Way late review: Kramer vs. Kramer

Dustin Hoffman is short. He’s really short. In Kramer vs. Kramer he has a six year old son and it looks as though his son will be hovering over dad within a year max. Too bad height doesn’t determine one’s acting chops. Otherwise I’d be a decent actor. Hoffman puts on one of his finest performances in the 1979 Oscar winner. He wins a little gold trophy as does his counterpart, Meryl Streep. Not bad, and all in a film where melodrama could easily trump the natural drama in which a barely there father becomes an only parent overnight thanks to his wife walking out on him and his son.

Ted (Dustin Hoffman) is making his way up the corporate ladder at an advertising firm. He’s landing and managing ever larger accounts. Meanwhile his wife, Joanna (Meryl Streep), and son, Billy (Justin Henry), hardly make it on the ad man’s radar. Joanna decides she’s had enough and abruptly walks out on her husband and child. Ted is convinced this is an irrational act committed in anger, she’ll be back in a matter of hours. She never shows and Ted begins to realize what life is like as a single parent.

The driver in the two first acts of the film are that of Ted and Billy getting to at first know one another on the level of a healthy father and son relationship, followed up by a growing bond between the two. In between the developing relationship between he and his son, Ted wrestles with balancing his work with his new found responsibilities. The daunting nature of the challenge is hard to miss. The breaking points are in the smallest of moments early on when Ted is still coming to grips with having to care for Billy without any help.
------------
WHAT YOU SHOULD DO: Condense the paragraph of the Kramer vs. Kramer review that begins "Ted (Dustin Hoffman) is making" into a short bulleted list that keeps its main facts. Work only from the Kramer vs. Kramer review.
------------
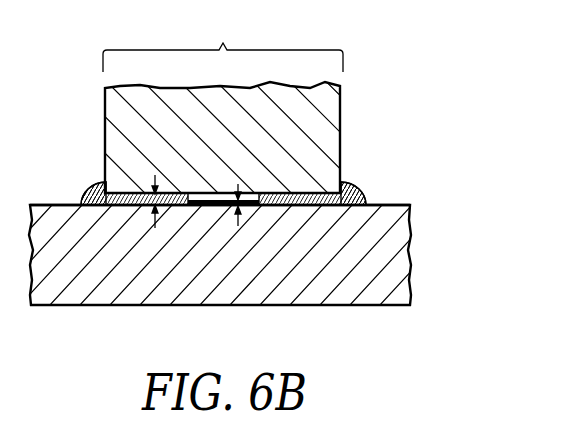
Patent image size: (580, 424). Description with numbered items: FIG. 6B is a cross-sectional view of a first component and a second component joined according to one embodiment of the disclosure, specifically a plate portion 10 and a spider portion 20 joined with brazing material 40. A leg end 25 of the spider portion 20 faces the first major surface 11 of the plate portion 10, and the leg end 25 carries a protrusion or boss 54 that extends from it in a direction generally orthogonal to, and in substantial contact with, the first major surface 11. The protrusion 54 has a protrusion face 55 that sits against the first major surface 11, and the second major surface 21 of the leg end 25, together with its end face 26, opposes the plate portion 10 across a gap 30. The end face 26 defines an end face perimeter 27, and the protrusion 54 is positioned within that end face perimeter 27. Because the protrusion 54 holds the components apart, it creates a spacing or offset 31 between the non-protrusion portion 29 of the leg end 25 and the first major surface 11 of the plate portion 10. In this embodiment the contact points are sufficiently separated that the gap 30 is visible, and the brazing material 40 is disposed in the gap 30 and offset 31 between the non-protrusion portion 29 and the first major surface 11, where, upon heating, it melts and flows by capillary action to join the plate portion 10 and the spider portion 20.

The plate portion 10 is at (392, 248).
The first major surface 11 is at (388, 204).
The spider portion 20 is at (238, 140).
The leg end 25 is at (328, 131).
The second major surface 21 is at (208, 269).
The end face 26 is at (208, 269).
The non-protrusion portion of the leg end 29 is at (121, 205).
The protrusion face 55 is at (215, 205).
The end face perimeter 27 is at (223, 43).
The gap 30 is at (238, 184).
The offset 31 is at (156, 176).
The brazing material 40 is at (97, 188).
The protrusion or boss 54 is at (203, 193).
------------
COMPLETED TASK:
- Ted (Dustin Hoffman) is rising at an advertising firm, landing and managing ever larger accounts.
- He barely notices his wife, Joanna (Meryl Streep), or his son, Billy (Justin Henry).
- Fed up, Joanna abruptly walks out on Ted and Billy.
- Ted assumes she left in anger and will return within hours.
- She never comes back, and Ted begins to learn what life as a single parent is like.